__TO BE DONE__
Write out the data again exactly, skipping every picture.

__SUPPLIED MATERIAL__

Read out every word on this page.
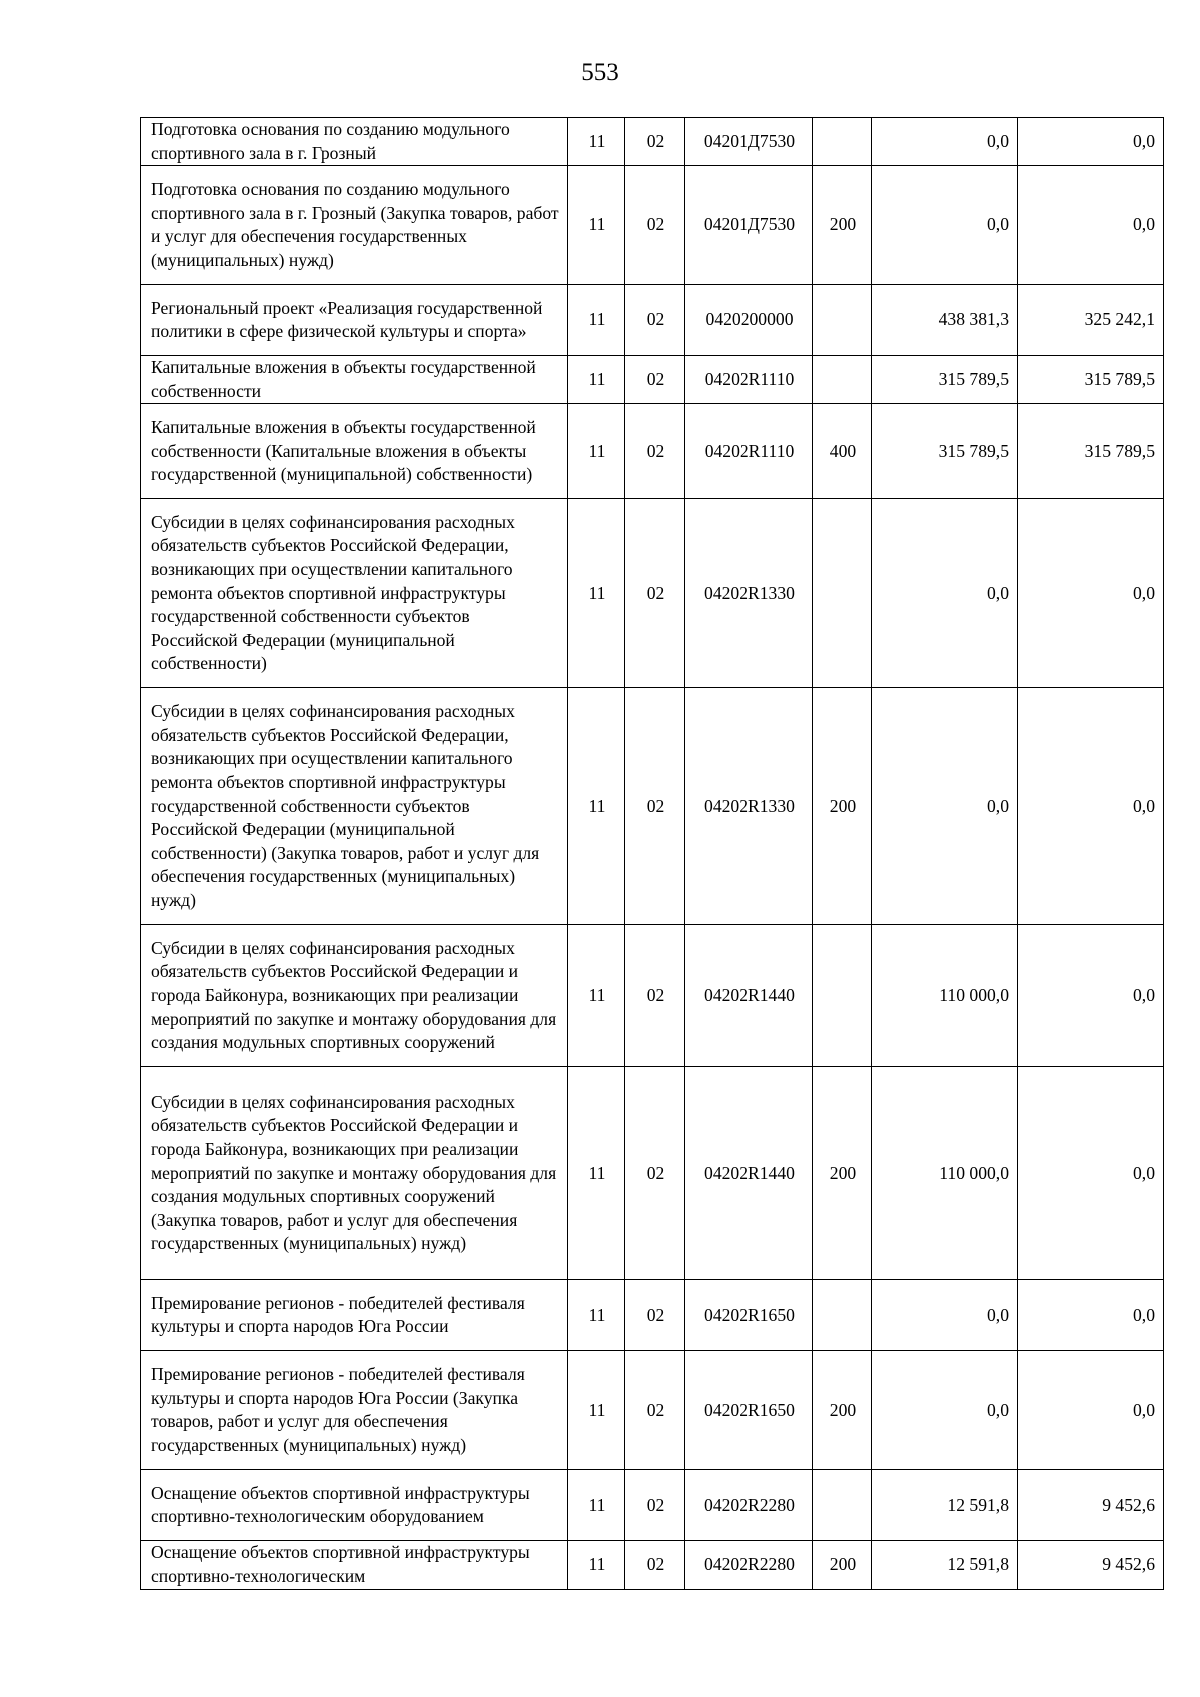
553
Подготовка основания по созданию модульного спортивного зала в г. Грозный	11	02	04201Д7530		0,0	0,0
Подготовка основания по созданию модульного спортивного зала в г. Грозный (Закупка товаров, работ и услуг для обеспечения государственных (муниципальных) нужд)	11	02	04201Д7530	200	0,0	0,0
Региональный проект «Реализация государственной политики в сфере физической культуры и спорта»	11	02	0420200000		438 381,3	325 242,1
Капитальные вложения в объекты государственной собственности	11	02	04202R1110		315 789,5	315 789,5
Капитальные вложения в объекты государственной собственности (Капитальные вложения в объекты государственной (муниципальной) собственности)	11	02	04202R1110	400	315 789,5	315 789,5
Субсидии в целях софинансирования расходных обязательств субъектов Российской Федерации, возникающих при осуществлении капитального ремонта объектов спортивной инфраструктуры государственной собственности субъектов Российской Федерации (муниципальной собственности)	11	02	04202R1330		0,0	0,0
Субсидии в целях софинансирования расходных обязательств субъектов Российской Федерации, возникающих при осуществлении капитального ремонта объектов спортивной инфраструктуры государственной собственности субъектов Российской Федерации (муниципальной собственности) (Закупка товаров, работ и услуг для обеспечения государственных (муниципальных) нужд)	11	02	04202R1330	200	0,0	0,0
Субсидии в целях софинансирования расходных обязательств субъектов Российской Федерации и города Байконура, возникающих при реализации мероприятий по закупке и монтажу оборудования для создания модульных спортивных сооружений	11	02	04202R1440		110 000,0	0,0
Субсидии в целях софинансирования расходных обязательств субъектов Российской Федерации и города Байконура, возникающих при реализации мероприятий по закупке и монтажу оборудования для создания модульных спортивных сооружений (Закупка товаров, работ и услуг для обеспечения государственных (муниципальных) нужд)	11	02	04202R1440	200	110 000,0	0,0
Премирование регионов - победителей фестиваля культуры и спорта народов Юга России	11	02	04202R1650		0,0	0,0
Премирование регионов - победителей фестиваля культуры и спорта народов Юга России (Закупка товаров, работ и услуг для обеспечения государственных (муниципальных) нужд)	11	02	04202R1650	200	0,0	0,0
Оснащение объектов спортивной инфраструктуры спортивно-технологическим оборудованием	11	02	04202R2280		12 591,8	9 452,6
Оснащение объектов спортивной инфраструктуры спортивно-технологическим	11	02	04202R2280	200	12 591,8	9 452,6
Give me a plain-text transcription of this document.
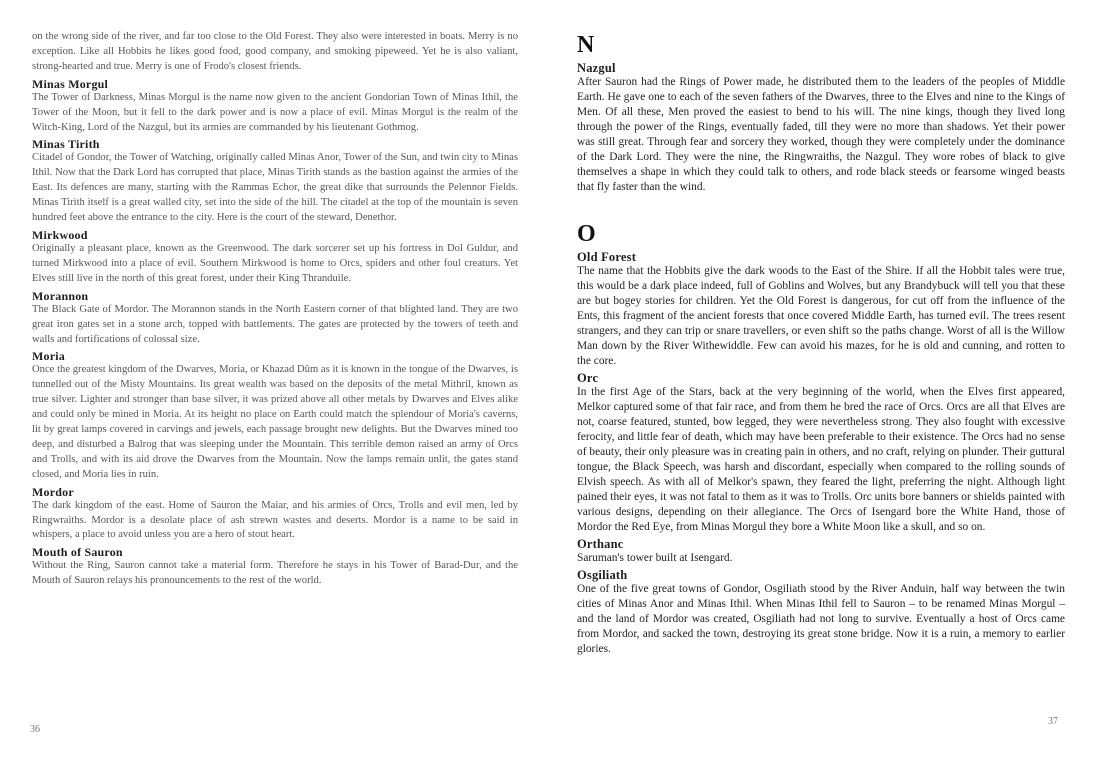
on the wrong side of the river, and far too close to the Old Forest. They also were interested in boats. Merry is no exception. Like all Hobbits he likes good food, good company, and smoking pipeweed. Yet he is also valiant, strong-hearted and true. Merry is one of Frodo's closest friends.

Minas Morgul

The Tower of Darkness, Minas Morgul is the name now given to the ancient Gondorian Town of Minas Ithil, the Tower of the Moon, but it fell to the dark power and is now a place of evil. Minas Morgul is the realm of the Witch-King, Lord of the Nazgul, but its armies are commanded by his lieutenant Gothmog.

Minas Tirith

Citadel of Gondor, the Tower of Watching, originally called Minas Anor, Tower of the Sun, and twin city to Minas Ithil. Now that the Dark Lord has corrupted that place, Minas Tirith stands as the bastion against the armies of the East. Its defences are many, starting with the Rammas Echor, the great dike that surrounds the Pelennor Fields. Minas Tirith itself is a great walled city, set into the side of the hill. The citadel at the top of the mountain is seven hundred feet above the entrance to the city. Here is the court of the steward, Denethor.

Mirkwood

Originally a pleasant place, known as the Greenwood. The dark sorcerer set up his fortress in Dol Guldur, and turned Mirkwood into a place of evil. Southern Mirkwood is home to Orcs, spiders and other foul creaturs. Yet Elves still live in the north of this great forest, under their King Thranduile.

Morannon

The Black Gate of Mordor. The Morannon stands in the North Eastern corner of that blighted land. They are two great iron gates set in a stone arch, topped with battlements. The gates are protected by the towers of teeth and walls and fortifications of colossal size.

Moria

Once the greatest kingdom of the Dwarves, Moria, or Khazad Dûm as it is known in the tongue of the Dwarves, is tunnelled out of the Misty Mountains. Its great wealth was based on the deposits of the metal Mithril, known as true silver. Lighter and stronger than base silver, it was prized above all other metals by Dwarves and Elves alike and could only be mined in Moria. At its height no place on Earth could match the splendour of Moria's caverns, lit by great lamps covered in carvings and jewels, each passage brought new delights. But the Dwarves mined too deep, and disturbed a Balrog that was sleeping under the Mountain. This terrible demon raised an army of Orcs and Trolls, and with its aid drove the Dwarves from the Mountain. Now the lamps remain unlit, the gates stand closed, and Moria lies in ruin.

Mordor

The dark kingdom of the east. Home of Sauron the Maiar, and his armies of Orcs, Trolls and evil men, led by Ringwraiths. Mordor is a desolate place of ash strewn wastes and deserts. Mordor is a name to be said in whispers, a place to avoid unless you are a hero of stout heart.

Mouth of Sauron

Without the Ring, Sauron cannot take a material form. Therefore he stays in his Tower of Barad-Dur, and the Mouth of Sauron relays his pronouncements to the rest of the world.

N
Nazgul

After Sauron had the Rings of Power made, he distributed them to the leaders of the peoples of Middle Earth. He gave one to each of the seven fathers of the Dwarves, three to the Elves and nine to the Kings of Men. Of all these, Men proved the easiest to bend to his will. The nine kings, though they lived long through the power of the Rings, eventually faded, till they were no more than shadows. Yet their power was still great. Through fear and sorcery they worked, though they were completely under the dominance of the Dark Lord. They were the nine, the Ringwraiths, the Nazgul. They wore robes of black to give themselves a shape in which they could talk to others, and rode black steeds or fearsome winged beasts that fly faster than the wind.

O
Old Forest

The name that the Hobbits give the dark woods to the East of the Shire. If all the Hobbit tales were true, this would be a dark place indeed, full of Goblins and Wolves, but any Brandybuck will tell you that these are but bogey stories for children. Yet the Old Forest is dangerous, for cut off from the influence of the Ents, this fragment of the ancient forests that once covered Middle Earth, has turned evil. The trees resent strangers, and they can trip or snare travellers, or even shift so the paths change. Worst of all is the Willow Man down by the River Withewiddle. Few can avoid his mazes, for he is old and cunning, and rotten to the core.

Orc

In the first Age of the Stars, back at the very beginning of the world, when the Elves first appeared, Melkor captured some of that fair race, and from them he bred the race of Orcs. Orcs are all that Elves are not, coarse featured, stunted, bow legged, they were nevertheless strong. They also fought with excessive ferocity, and little fear of death, which may have been preferable to their existence. The Orcs had no sense of beauty, their only pleasure was in creating pain in others, and no craft, relying on plunder. Their guttural tongue, the Black Speech, was harsh and discordant, especially when compared to the rolling sounds of Elvish speech. As with all of Melkor's spawn, they feared the light, preferring the night. Although light pained their eyes, it was not fatal to them as it was to Trolls. Orc units bore banners or shields painted with various designs, depending on their allegiance. The Orcs of Isengard bore the White Hand, those of Mordor the Red Eye, from Minas Morgul they bore a White Moon like a skull, and so on.

Orthanc

Saruman's tower built at Isengard.

Osgiliath

One of the five great towns of Gondor, Osgiliath stood by the River Anduin, half way between the twin cities of Minas Anor and Minas Ithil. When Minas Ithil fell to Sauron – to be renamed Minas Morgul – and the land of Mordor was created, Osgiliath had not long to survive. Eventually a host of Orcs came from Mordor, and sacked the town, destroying its great stone bridge. Now it is a ruin, a memory to earlier glories.

36
37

__EXERCISE RESULT__
Read out every word on this page.
553
Подготовка основания по созданию модульного спортивного зала в г. Грозный	11	02	04201Д7530		0,0	0,0
Подготовка основания по созданию модульного спортивного зала в г. Грозный (Закупка товаров, работ и услуг для обеспечения государственных (муниципальных) нужд)	11	02	04201Д7530	200	0,0	0,0
Региональный проект «Реализация государственной политики в сфере физической культуры и спорта»	11	02	0420200000		438 381,3	325 242,1
Капитальные вложения в объекты государственной собственности	11	02	04202R1110		315 789,5	315 789,5
Капитальные вложения в объекты государственной собственности (Капитальные вложения в объекты государственной (муниципальной) собственности)	11	02	04202R1110	400	315 789,5	315 789,5
Субсидии в целях софинансирования расходных обязательств субъектов Российской Федерации, возникающих при осуществлении капитального ремонта объектов спортивной инфраструктуры государственной собственности субъектов Российской Федерации (муниципальной собственности)	11	02	04202R1330		0,0	0,0
Субсидии в целях софинансирования расходных обязательств субъектов Российской Федерации, возникающих при осуществлении капитального ремонта объектов спортивной инфраструктуры государственной собственности субъектов Российской Федерации (муниципальной собственности) (Закупка товаров, работ и услуг для обеспечения государственных (муниципальных) нужд)	11	02	04202R1330	200	0,0	0,0
Субсидии в целях софинансирования расходных обязательств субъектов Российской Федерации и города Байконура, возникающих при реализации мероприятий по закупке и монтажу оборудования для создания модульных спортивных сооружений	11	02	04202R1440		110 000,0	0,0
Субсидии в целях софинансирования расходных обязательств субъектов Российской Федерации и города Байконура, возникающих при реализации мероприятий по закупке и монтажу оборудования для создания модульных спортивных сооружений (Закупка товаров, работ и услуг для обеспечения государственных (муниципальных) нужд)	11	02	04202R1440	200	110 000,0	0,0
Премирование регионов - победителей фестиваля культуры и спорта народов Юга России	11	02	04202R1650		0,0	0,0
Премирование регионов - победителей фестиваля культуры и спорта народов Юга России (Закупка товаров, работ и услуг для обеспечения государственных (муниципальных) нужд)	11	02	04202R1650	200	0,0	0,0
Оснащение объектов спортивной инфраструктуры спортивно-технологическим оборудованием	11	02	04202R2280		12 591,8	9 452,6
Оснащение объектов спортивной инфраструктуры спортивно-технологическим	11	02	04202R2280	200	12 591,8	9 452,6
Give me a plain-text transcription of this document.
on the wrong side of the river, and far too close to the Old Forest. They also were interested in boats. Merry is no exception. Like all Hobbits he likes good food, good company, and smoking pipeweed. Yet he is also valiant, strong-hearted and true. Merry is one of Frodo's closest friends.

Minas Morgul

The Tower of Darkness, Minas Morgul is the name now given to the ancient Gondorian Town of Minas Ithil, the Tower of the Moon, but it fell to the dark power and is now a place of evil. Minas Morgul is the realm of the Witch-King, Lord of the Nazgul, but its armies are commanded by his lieutenant Gothmog.

Minas Tirith

Citadel of Gondor, the Tower of Watching, originally called Minas Anor, Tower of the Sun, and twin city to Minas Ithil. Now that the Dark Lord has corrupted that place, Minas Tirith stands as the bastion against the armies of the East. Its defences are many, starting with the Rammas Echor, the great dike that surrounds the Pelennor Fields. Minas Tirith itself is a great walled city, set into the side of the hill. The citadel at the top of the mountain is seven hundred feet above the entrance to the city. Here is the court of the steward, Denethor.

Mirkwood

Originally a pleasant place, known as the Greenwood. The dark sorcerer set up his fortress in Dol Guldur, and turned Mirkwood into a place of evil. Southern Mirkwood is home to Orcs, spiders and other foul creaturs. Yet Elves still live in the north of this great forest, under their King Thranduile.

Morannon

The Black Gate of Mordor. The Morannon stands in the North Eastern corner of that blighted land. They are two great iron gates set in a stone arch, topped with battlements. The gates are protected by the towers of teeth and walls and fortifications of colossal size.

Moria

Once the greatest kingdom of the Dwarves, Moria, or Khazad Dûm as it is known in the tongue of the Dwarves, is tunnelled out of the Misty Mountains. Its great wealth was based on the deposits of the metal Mithril, known as true silver. Lighter and stronger than base silver, it was prized above all other metals by Dwarves and Elves alike and could only be mined in Moria. At its height no place on Earth could match the splendour of Moria's caverns, lit by great lamps covered in carvings and jewels, each passage brought new delights. But the Dwarves mined too deep, and disturbed a Balrog that was sleeping under the Mountain. This terrible demon raised an army of Orcs and Trolls, and with its aid drove the Dwarves from the Mountain. Now the lamps remain unlit, the gates stand closed, and Moria lies in ruin.

Mordor

The dark kingdom of the east. Home of Sauron the Maiar, and his armies of Orcs, Trolls and evil men, led by Ringwraiths. Mordor is a desolate place of ash strewn wastes and deserts. Mordor is a name to be said in whispers, a place to avoid unless you are a hero of stout heart.

Mouth of Sauron

Without the Ring, Sauron cannot take a material form. Therefore he stays in his Tower of Barad-Dur, and the Mouth of Sauron relays his pronouncements to the rest of the world.

N
Nazgul

After Sauron had the Rings of Power made, he distributed them to the leaders of the peoples of Middle Earth. He gave one to each of the seven fathers of the Dwarves, three to the Elves and nine to the Kings of Men. Of all these, Men proved the easiest to bend to his will. The nine kings, though they lived long through the power of the Rings, eventually faded, till they were no more than shadows. Yet their power was still great. Through fear and sorcery they worked, though they were completely under the dominance of the Dark Lord. They were the nine, the Ringwraiths, the Nazgul. They wore robes of black to give themselves a shape in which they could talk to others, and rode black steeds or fearsome winged beasts that fly faster than the wind.

O
Old Forest

The name that the Hobbits give the dark woods to the East of the Shire. If all the Hobbit tales were true, this would be a dark place indeed, full of Goblins and Wolves, but any Brandybuck will tell you that these are but bogey stories for children. Yet the Old Forest is dangerous, for cut off from the influence of the Ents, this fragment of the ancient forests that once covered Middle Earth, has turned evil. The trees resent strangers, and they can trip or snare travellers, or even shift so the paths change. Worst of all is the Willow Man down by the River Withewiddle. Few can avoid his mazes, for he is old and cunning, and rotten to the core.

Orc

In the first Age of the Stars, back at the very beginning of the world, when the Elves first appeared, Melkor captured some of that fair race, and from them he bred the race of Orcs. Orcs are all that Elves are not, coarse featured, stunted, bow legged, they were nevertheless strong. They also fought with excessive ferocity, and little fear of death, which may have been preferable to their existence. The Orcs had no sense of beauty, their only pleasure was in creating pain in others, and no craft, relying on plunder. Their guttural tongue, the Black Speech, was harsh and discordant, especially when compared to the rolling sounds of Elvish speech. As with all of Melkor's spawn, they feared the light, preferring the night. Although light pained their eyes, it was not fatal to them as it was to Trolls. Orc units bore banners or shields painted with various designs, depending on their allegiance. The Orcs of Isengard bore the White Hand, those of Mordor the Red Eye, from Minas Morgul they bore a White Moon like a skull, and so on.

Orthanc

Saruman's tower built at Isengard.

Osgiliath

One of the five great towns of Gondor, Osgiliath stood by the River Anduin, half way between the twin cities of Minas Anor and Minas Ithil. When Minas Ithil fell to Sauron – to be renamed Minas Morgul – and the land of Mordor was created, Osgiliath had not long to survive. Eventually a host of Orcs came from Mordor, and sacked the town, destroying its great stone bridge. Now it is a ruin, a memory to earlier glories.

36
37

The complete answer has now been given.